ARTICLE:
* BEGIN *

Civil Jurisdiction in the Scottish Courts
Gerry Maher and Barry J Rodger
PUBLISHER: W GREEN
The volumes published or republished as part of Greens Practice Library (GPL) aspire to a level of excellence which is below only that of the Scottish Universities Law Institute series. The guide provided by W Green for would-be authors tells them that a GPL text should aim to provide a comprehensive and authoritative account of the law for legal practitioners. While that is to set the mark high, there can be little doubt but that Civil Jurisdiction in the Scottish Courts, the most recent addition to the Library, meets and indeed exceeds the publisher’s demanding requirements.
The authors are well established legal scholars. Professor of Criminal Law at Edinburgh University since 2000, Gerry Maher was formerly Professor of Law at Strathclyde University, where he taught private international law among other topics. He has been a member of the Scottish Law Commission. Barry Rodger has a particular interest in the competition law of the EU and has published extensively in that field. He was appointed Professor at Strathclyde in 2001.
The authors’ statement in the preface, that there has been no comprehensive examination of the subject of civil jurisdiction in Scotland since the publication of Duncan and Dykes’ The Principles of Civil Jurisdiction as applied in the Law of Scotland in 1911, might seem initially surprising to members of a generation of practitioners who gratefully relied on the work of Sandy Anton and Paul Beaumont. However, Anton and Beaumont’s Civil Jurisdiction in Scotland (2nd ed, 1995) acknowledged that its scope is limited to the effect of the Civil Jurisdiction and Judgments Act 1982 and its associated Conventions (which deal with many but not all of the various aspects of civil jurisdiction), while jurisdiction is merely one topic among many in Anton’s Private International Law (2nd ed, 1990; a new edition will be published later this year). Moreover, there has been much relevant activity, diplomatic, legislative and judicial, both at the domestic and European levels in the last 15 years. As Lord Eassie emphasised when welcoming the work at its launch in December of last year, it fills what has been a major gap in legal publication in Scotland.
Maher and Rodger’s object is to provide an exposition of the rules by reference to which Scottish courts exercise jurisdiction over persons. The approach is to focus on the practical question faced by a litigator: “In this case can I bring proceedings in Scotland?” However, in an area of law where a proper understanding of the relevant concepts may very well require reference to the jurisprudence of the European Court of Justice, there is generous citation of European authorities, in addition to recent Scottish material which includes as yet unreported sheriff court judgments.

* END *

SUPPLIED RECORDS:
* BEGIN *

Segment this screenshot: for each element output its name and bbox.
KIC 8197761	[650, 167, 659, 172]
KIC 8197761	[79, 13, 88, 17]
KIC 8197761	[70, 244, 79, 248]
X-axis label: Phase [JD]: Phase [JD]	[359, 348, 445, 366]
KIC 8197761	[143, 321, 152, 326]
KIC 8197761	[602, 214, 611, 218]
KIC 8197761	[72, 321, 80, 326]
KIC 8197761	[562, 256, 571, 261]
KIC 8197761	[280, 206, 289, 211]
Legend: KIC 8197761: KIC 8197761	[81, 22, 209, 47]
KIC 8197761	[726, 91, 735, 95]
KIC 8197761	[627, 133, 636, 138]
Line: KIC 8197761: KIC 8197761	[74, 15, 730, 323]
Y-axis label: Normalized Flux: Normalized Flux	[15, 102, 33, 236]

* END *

GOALS:
1. In the review, render the sentence "He was appointed Professor at Strathclyde in 2001." into French.
2. Extract the rows verbatim, beginning with the first row and continuing through the row containing "206, 289, 211]".

RESPONSES:
1. Il a été nommé professeur à Strathclyde en 2001.

2.
Segment this screenshot: for each element output its name and bbox.
KIC 8197761	[650, 167, 659, 172]
KIC 8197761	[79, 13, 88, 17]
KIC 8197761	[70, 244, 79, 248]
X-axis label: Phase [JD]: Phase [JD]	[359, 348, 445, 366]
KIC 8197761	[143, 321, 152, 326]
KIC 8197761	[602, 214, 611, 218]
KIC 8197761	[72, 321, 80, 326]
KIC 8197761	[562, 256, 571, 261]
KIC 8197761	[280, 206, 289, 211]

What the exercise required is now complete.